- **Exercise details**: Filter the data below for the string "label" and copy each matching line.
Start of Data extract
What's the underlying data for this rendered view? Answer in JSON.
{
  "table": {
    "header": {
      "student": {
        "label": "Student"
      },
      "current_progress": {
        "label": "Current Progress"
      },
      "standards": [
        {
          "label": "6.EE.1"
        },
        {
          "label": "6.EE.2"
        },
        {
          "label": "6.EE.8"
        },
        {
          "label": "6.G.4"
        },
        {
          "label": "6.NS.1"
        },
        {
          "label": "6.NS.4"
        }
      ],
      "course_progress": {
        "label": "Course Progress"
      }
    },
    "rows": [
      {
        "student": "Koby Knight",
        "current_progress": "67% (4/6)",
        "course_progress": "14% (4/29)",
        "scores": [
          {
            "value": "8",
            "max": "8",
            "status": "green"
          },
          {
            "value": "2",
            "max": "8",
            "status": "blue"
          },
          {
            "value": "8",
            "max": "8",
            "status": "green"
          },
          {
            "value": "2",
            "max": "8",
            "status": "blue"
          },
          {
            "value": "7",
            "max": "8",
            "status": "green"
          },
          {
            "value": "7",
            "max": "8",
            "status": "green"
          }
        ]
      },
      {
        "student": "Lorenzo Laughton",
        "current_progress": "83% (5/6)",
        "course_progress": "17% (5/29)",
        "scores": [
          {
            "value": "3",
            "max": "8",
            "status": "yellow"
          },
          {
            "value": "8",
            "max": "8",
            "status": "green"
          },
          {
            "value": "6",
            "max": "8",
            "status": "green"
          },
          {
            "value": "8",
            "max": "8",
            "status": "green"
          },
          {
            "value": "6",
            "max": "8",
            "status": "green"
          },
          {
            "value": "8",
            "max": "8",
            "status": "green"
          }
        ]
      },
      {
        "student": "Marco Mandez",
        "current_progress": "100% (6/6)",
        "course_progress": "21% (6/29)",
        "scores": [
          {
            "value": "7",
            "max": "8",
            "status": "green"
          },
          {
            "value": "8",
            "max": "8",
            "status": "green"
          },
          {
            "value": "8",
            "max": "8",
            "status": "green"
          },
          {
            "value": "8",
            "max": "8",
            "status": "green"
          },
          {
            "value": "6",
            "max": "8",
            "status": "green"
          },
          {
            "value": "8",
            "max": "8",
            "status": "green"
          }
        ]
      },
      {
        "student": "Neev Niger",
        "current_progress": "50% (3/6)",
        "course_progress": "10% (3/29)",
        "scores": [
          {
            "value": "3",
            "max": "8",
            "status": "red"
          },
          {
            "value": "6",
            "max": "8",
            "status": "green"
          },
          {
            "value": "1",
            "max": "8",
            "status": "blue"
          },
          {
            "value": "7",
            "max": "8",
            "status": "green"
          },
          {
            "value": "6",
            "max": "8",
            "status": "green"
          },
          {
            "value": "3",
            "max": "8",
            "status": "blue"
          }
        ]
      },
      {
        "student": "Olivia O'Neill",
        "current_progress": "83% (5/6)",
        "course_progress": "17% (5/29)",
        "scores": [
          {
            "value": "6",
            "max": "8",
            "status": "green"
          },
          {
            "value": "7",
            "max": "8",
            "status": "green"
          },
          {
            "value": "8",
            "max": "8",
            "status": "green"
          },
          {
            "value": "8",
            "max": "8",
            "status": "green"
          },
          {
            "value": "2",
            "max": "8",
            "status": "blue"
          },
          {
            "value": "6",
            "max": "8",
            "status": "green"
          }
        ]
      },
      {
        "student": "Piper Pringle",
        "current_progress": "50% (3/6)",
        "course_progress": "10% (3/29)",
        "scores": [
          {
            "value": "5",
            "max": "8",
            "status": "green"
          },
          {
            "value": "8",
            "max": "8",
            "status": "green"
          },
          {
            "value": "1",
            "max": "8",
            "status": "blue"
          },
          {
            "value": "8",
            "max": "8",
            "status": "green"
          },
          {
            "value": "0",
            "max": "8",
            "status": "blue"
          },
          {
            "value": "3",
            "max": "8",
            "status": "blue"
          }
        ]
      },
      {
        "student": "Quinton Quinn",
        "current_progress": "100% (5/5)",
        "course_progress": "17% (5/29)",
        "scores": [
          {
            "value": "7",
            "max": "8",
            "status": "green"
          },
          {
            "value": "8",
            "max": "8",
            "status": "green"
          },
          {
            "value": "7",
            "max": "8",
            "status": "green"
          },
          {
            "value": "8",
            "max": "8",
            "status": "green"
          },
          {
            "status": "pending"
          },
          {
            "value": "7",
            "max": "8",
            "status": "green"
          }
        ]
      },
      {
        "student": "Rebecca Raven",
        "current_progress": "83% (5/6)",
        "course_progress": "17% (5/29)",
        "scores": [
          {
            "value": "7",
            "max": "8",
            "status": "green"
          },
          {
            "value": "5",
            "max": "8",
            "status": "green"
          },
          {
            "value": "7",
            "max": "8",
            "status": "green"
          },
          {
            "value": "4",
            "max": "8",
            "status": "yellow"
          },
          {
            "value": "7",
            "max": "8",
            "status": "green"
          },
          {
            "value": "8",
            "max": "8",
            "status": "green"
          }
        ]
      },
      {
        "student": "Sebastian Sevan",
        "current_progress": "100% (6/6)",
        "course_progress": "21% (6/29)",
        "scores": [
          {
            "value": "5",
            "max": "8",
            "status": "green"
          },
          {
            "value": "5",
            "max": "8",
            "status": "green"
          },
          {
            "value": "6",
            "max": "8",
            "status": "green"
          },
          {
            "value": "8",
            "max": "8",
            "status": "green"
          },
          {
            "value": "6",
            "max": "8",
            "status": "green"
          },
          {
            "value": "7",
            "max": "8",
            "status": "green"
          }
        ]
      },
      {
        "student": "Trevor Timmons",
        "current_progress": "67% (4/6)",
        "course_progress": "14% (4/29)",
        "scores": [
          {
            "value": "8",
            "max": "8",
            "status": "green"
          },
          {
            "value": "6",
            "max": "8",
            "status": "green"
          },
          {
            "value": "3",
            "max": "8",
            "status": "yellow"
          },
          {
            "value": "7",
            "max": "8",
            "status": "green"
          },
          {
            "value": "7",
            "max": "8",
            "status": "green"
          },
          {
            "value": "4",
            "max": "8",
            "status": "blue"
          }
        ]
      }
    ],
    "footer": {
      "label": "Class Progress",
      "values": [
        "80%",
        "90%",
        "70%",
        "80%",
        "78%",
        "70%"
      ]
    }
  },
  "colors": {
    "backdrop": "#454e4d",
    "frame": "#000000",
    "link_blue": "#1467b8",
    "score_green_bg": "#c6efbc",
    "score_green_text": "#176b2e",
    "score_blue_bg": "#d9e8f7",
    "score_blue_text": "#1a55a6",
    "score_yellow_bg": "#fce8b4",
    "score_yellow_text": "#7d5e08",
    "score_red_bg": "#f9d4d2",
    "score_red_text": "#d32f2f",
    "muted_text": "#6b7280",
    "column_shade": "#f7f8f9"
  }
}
End of Data extract
- **Response to this task**:
        "label": "Student"
        "label": "Current Progress"
          "label": "6.EE.1"
          "label": "6.EE.2"
          "label": "6.EE.8"
          "label": "6.G.4"
          "label": "6.NS.1"
          "label": "6.NS.4"
        "label": "Course Progress"
      "label": "Class Progress",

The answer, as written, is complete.